- Soal singkat A
Dalam kutipan tentang gugatan UU TNI di bawah, siapa hakim konstitusi yang memimpin sidang terbuka?

------------------------------------------------------------

Bisnis.com, JAKARTA – Koalisi masyarakat sipil di Indonesia kompak menggugat UU Tentara Negara Indonesia (TNI), karena berpotensi melemahkan hak asasi manusia.
Kelompok masyarakat menilai bahwa peran ganda yang dimiliki militer, bahkan bisa masuk ke ranah teknologi, hingga keamanan teknologi dan keamanan siber, membahayakan kebebasan berpendapatan, terutama ketika ada masyarakat yang menyampaikan pendapatnya di media sosial. Kondisi ini juga bisa menimbulkan pemerintahan yang antikritik dan pelanggaran HAM dalam menyampaikan pendapat.
Mahkamah Konstitusi (MK) menggelar sidang perkara permohonan uji materiil Undang-Undang (UU) No. 3 Tahun 2025 tentang Perubahan UU No.34 Tahun 2004 tentang Tentara Nasional Indonesia (TNI) pada Selasa (04/11/2025) siang, bersama perwakilan masyarakat sipil.
Permohonan perkara yang diajukan oleh Mochamad Adli Wafi melalui Kuasa Hukum Daniel Winarta, dengan nomor perkara 197/PUU-XXIII/2025 memperkarakan UU TNI terbaru karena dinilai tidak sesuai dengan Konstitusi UUD 1945, serta berpotensi melemahkan prinsip Hak Asasi Manusia (HAM), dan semangat reformasi di bidang keamanan.
Menurut pemohon, UU TNI yang menjadi isu hangat di awal tahun 2025 dinilai bermasalah pada empat aspek utama, yakni tugas pokok TNI, hubungan sipil-militer, usia pensiun perwira tinggi TNI, dan akuntabilitas pelanggaran hukum yang melibatkan anggota TNI.
Sidang terbuka yang dipimpin oleh Hakim Konstitusi Saldi Isra, dan didampingi Ridwan Mansyur beserta Arsul Sani turut dihadiri oleh para prinsipal Annisa Yuda dari Perkumpulan Imparsial, Bayu Wardana dari Aliansi Jurnalis Indonesia, Mochamad Adli Wafi, dan Ikhsan Yosarie.
Empat Pokok Perkara dalam UU TNI terbaru:
1. Keterlibatan TNI dalam Operasi Militer Selain Perang (OMSP)
Para pemohon menilai, dalam UU TNI terbaru mengatur TNI dalam operasi militer selain perang, khususnya membantu tugas pemerintah di daerah dan menanggulangi ancaman siber dinilai bertentangan dengan UUD 1945.

------------------------------------------------------------

- Soal singkat B
Tulis ulang tanpa perubahan baris-baris catatan di bawah, dari baris yang memuat "- legend-label: Current" sampai baris yang memuat "- series-line: [89, 433, 1027, 639]", kedua baris itu ikut disalin.

- Data tugas ini

------------------------------------------------------------

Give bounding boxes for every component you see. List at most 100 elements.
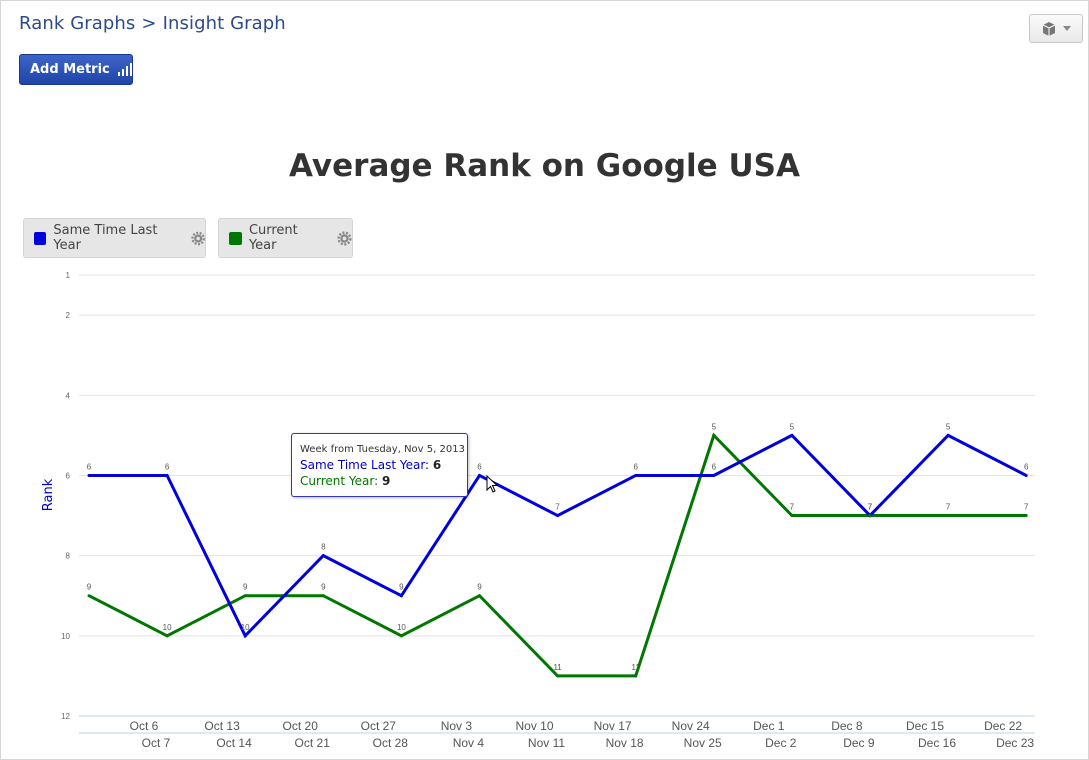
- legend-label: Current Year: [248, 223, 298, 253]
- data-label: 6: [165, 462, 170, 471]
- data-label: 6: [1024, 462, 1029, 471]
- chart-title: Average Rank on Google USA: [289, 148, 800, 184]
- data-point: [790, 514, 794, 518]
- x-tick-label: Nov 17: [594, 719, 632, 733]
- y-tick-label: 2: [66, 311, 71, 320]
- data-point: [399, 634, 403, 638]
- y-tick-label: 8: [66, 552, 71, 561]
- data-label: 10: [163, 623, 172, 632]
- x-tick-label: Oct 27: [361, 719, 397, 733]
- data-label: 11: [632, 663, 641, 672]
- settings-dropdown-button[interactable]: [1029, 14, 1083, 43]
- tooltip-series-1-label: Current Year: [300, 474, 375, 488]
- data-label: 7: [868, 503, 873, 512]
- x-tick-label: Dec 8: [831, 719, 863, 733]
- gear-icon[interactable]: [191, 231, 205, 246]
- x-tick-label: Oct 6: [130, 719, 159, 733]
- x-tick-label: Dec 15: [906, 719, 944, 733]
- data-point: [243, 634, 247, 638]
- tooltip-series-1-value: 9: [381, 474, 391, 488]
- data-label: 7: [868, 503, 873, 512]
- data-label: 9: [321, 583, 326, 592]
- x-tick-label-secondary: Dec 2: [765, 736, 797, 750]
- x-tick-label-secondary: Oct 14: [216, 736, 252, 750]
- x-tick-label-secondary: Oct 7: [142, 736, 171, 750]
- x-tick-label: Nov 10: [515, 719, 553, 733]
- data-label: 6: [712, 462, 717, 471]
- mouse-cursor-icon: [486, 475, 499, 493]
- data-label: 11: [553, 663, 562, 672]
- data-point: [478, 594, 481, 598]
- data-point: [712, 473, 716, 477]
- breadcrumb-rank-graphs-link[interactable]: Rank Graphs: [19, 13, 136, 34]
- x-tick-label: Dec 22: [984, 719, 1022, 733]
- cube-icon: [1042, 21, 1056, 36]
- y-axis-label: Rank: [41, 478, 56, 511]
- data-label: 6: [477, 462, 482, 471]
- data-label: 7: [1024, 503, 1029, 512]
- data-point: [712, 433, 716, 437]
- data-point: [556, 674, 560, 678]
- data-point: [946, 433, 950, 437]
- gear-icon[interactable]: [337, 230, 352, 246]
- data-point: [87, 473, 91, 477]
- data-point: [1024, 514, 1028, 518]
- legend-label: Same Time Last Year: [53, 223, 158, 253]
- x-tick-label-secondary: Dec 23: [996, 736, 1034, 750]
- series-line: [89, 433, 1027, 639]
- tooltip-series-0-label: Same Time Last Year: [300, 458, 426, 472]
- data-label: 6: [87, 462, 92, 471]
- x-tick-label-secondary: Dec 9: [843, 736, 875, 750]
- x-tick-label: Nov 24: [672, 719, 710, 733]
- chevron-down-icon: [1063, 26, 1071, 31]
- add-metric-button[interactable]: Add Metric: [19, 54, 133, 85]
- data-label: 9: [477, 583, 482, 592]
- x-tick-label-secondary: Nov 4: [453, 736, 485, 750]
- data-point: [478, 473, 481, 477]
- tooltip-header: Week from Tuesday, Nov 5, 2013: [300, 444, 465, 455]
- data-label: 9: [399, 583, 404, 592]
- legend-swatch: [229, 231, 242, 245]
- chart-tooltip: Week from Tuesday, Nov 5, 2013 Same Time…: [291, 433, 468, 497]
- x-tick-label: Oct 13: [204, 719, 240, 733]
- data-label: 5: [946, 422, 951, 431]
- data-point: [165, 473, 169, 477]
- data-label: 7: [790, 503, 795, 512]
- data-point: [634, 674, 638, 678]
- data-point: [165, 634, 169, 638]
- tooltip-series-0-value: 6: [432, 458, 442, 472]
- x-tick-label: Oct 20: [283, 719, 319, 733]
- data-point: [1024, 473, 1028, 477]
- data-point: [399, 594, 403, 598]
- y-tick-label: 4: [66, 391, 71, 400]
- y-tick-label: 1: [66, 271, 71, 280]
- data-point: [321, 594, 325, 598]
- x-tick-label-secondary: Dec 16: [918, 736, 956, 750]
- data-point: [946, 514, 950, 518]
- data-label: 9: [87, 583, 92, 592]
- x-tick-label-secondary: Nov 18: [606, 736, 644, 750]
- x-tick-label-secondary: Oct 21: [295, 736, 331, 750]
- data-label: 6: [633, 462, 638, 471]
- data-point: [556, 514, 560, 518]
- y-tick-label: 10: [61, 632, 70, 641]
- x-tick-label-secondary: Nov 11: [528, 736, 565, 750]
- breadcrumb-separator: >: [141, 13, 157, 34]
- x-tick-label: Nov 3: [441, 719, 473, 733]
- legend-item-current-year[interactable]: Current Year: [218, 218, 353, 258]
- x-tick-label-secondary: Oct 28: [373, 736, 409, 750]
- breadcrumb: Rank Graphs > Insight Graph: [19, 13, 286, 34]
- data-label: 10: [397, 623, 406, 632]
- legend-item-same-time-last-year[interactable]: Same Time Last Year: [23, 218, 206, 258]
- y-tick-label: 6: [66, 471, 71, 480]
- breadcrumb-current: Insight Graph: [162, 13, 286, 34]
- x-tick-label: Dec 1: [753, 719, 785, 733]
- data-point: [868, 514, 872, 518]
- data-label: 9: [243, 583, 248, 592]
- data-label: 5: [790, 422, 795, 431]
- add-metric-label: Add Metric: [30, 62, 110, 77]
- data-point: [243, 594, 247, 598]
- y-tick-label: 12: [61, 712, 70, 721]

------------------------------------------------------------

- Jawaban soal A
Saldi Isra.

- Jawaban soal B
- legend-label: Current Year: [248, 223, 298, 253]
- data-label: 6: [165, 462, 170, 471]
- data-label: 6: [1024, 462, 1029, 471]
- chart-title: Average Rank on Google USA: [289, 148, 800, 184]
- data-point: [790, 514, 794, 518]
- x-tick-label: Nov 17: [594, 719, 632, 733]
- y-tick-label: 2: [66, 311, 71, 320]
- data-point: [399, 634, 403, 638]
- y-tick-label: 8: [66, 552, 71, 561]
- data-label: 10: [163, 623, 172, 632]
- x-tick-label: Oct 27: [361, 719, 397, 733]
- data-label: 11: [632, 663, 641, 672]
- settings-dropdown-button[interactable]: [1029, 14, 1083, 43]
- tooltip-series-1-label: Current Year: [300, 474, 375, 488]
- data-label: 7: [868, 503, 873, 512]
- x-tick-label: Dec 8: [831, 719, 863, 733]
- gear-icon[interactable]: [191, 231, 205, 246]
- x-tick-label: Oct 6: [130, 719, 159, 733]
- x-tick-label: Dec 15: [906, 719, 944, 733]
- data-point: [243, 634, 247, 638]
- tooltip-series-1-value: 9: [381, 474, 391, 488]
- data-label: 7: [868, 503, 873, 512]
- data-label: 9: [321, 583, 326, 592]
- x-tick-label-secondary: Dec 2: [765, 736, 797, 750]
- x-tick-label-secondary: Oct 14: [216, 736, 252, 750]
- x-tick-label-secondary: Oct 7: [142, 736, 171, 750]
- x-tick-label: Nov 10: [515, 719, 553, 733]
- data-label: 6: [712, 462, 717, 471]
- mouse-cursor-icon: [486, 475, 499, 493]
- data-label: 11: [553, 663, 562, 672]
- data-point: [478, 594, 481, 598]
- data-point: [712, 473, 716, 477]
- breadcrumb-rank-graphs-link[interactable]: Rank Graphs: [19, 13, 136, 34]
- x-tick-label: Dec 22: [984, 719, 1022, 733]
- cube-icon: [1042, 21, 1056, 36]
- y-axis-label: Rank: [41, 478, 56, 511]
- data-label: 6: [477, 462, 482, 471]
- data-label: 7: [1024, 503, 1029, 512]
- data-point: [712, 433, 716, 437]
- data-point: [556, 674, 560, 678]
- data-point: [946, 433, 950, 437]
- gear-icon[interactable]: [337, 230, 352, 246]
- data-point: [87, 473, 91, 477]
- data-point: [1024, 514, 1028, 518]
- legend-label: Same Time Last Year: [53, 223, 158, 253]
- x-tick-label-secondary: Dec 23: [996, 736, 1034, 750]
- series-line: [89, 433, 1027, 639]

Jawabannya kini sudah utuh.